- TASK GOAL: Locate each line in the entries below that contains the string "time", and copy those lines.
---- RECORDS SUPPLIED
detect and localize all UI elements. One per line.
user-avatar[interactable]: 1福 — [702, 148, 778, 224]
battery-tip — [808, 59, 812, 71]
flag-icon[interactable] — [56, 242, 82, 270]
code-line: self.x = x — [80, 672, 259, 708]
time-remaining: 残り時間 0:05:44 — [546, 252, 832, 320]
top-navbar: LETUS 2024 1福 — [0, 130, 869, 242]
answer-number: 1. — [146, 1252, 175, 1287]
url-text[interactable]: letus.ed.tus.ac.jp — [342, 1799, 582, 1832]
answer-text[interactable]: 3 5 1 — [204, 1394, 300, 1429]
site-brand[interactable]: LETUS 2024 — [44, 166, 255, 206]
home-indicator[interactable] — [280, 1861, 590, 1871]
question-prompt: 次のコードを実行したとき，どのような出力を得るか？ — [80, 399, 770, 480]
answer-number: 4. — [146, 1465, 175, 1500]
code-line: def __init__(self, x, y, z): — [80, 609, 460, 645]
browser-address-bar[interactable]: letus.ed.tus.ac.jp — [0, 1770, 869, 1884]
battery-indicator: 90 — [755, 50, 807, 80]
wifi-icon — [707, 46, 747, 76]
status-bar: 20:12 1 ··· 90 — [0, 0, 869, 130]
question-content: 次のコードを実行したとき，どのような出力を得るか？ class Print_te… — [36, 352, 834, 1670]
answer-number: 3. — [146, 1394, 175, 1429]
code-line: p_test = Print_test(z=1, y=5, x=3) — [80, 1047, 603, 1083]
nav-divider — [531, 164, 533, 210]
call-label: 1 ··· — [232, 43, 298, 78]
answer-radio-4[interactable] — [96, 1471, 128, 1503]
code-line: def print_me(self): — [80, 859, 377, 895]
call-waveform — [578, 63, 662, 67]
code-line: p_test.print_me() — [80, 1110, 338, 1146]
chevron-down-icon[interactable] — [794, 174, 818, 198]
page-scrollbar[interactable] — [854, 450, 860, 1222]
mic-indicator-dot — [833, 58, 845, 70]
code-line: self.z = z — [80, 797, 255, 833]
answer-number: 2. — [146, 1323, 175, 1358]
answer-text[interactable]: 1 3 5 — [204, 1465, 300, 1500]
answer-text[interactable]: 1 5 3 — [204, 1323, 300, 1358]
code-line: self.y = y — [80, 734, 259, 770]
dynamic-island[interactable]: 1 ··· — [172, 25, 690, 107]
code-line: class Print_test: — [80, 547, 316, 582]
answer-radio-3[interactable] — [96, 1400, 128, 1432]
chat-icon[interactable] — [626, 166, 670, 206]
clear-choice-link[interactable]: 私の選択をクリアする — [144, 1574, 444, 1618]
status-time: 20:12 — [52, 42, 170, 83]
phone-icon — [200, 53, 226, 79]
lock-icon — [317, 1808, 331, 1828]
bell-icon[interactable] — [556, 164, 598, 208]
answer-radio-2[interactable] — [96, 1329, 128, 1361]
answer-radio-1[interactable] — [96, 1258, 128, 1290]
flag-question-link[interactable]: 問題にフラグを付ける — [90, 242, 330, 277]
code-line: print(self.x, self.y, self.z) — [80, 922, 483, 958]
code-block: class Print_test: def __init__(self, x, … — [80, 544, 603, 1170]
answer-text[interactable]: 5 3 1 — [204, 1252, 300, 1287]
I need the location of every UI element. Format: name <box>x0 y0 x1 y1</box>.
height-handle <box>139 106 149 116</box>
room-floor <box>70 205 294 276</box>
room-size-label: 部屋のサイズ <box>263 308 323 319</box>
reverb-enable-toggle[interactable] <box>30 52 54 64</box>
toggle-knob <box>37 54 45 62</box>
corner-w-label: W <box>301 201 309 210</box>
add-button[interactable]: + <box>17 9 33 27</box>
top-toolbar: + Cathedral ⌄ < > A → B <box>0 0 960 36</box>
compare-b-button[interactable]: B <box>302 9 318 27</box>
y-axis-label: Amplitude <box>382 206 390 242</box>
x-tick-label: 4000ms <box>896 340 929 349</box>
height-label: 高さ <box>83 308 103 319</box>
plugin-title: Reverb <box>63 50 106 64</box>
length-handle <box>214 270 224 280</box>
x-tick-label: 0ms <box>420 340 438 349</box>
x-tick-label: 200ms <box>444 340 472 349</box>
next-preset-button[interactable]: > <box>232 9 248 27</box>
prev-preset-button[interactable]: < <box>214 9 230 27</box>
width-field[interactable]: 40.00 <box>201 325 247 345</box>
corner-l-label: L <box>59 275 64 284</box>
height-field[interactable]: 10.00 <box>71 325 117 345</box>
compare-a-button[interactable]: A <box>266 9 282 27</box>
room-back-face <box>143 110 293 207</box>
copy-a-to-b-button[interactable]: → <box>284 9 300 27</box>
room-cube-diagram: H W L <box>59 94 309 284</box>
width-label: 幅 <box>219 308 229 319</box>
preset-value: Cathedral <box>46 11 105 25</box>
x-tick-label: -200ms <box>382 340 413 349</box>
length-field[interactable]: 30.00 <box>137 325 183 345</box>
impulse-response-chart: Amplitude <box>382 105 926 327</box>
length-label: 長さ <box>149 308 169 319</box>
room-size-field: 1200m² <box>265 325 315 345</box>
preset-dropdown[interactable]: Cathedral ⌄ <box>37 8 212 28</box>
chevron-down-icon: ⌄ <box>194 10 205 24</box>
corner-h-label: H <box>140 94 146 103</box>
--------
- EXPECTED ANSWER:
time-remaining: 残り時間 0:05:44 — [546, 252, 832, 320]
status-time: 20:12 — [52, 42, 170, 83]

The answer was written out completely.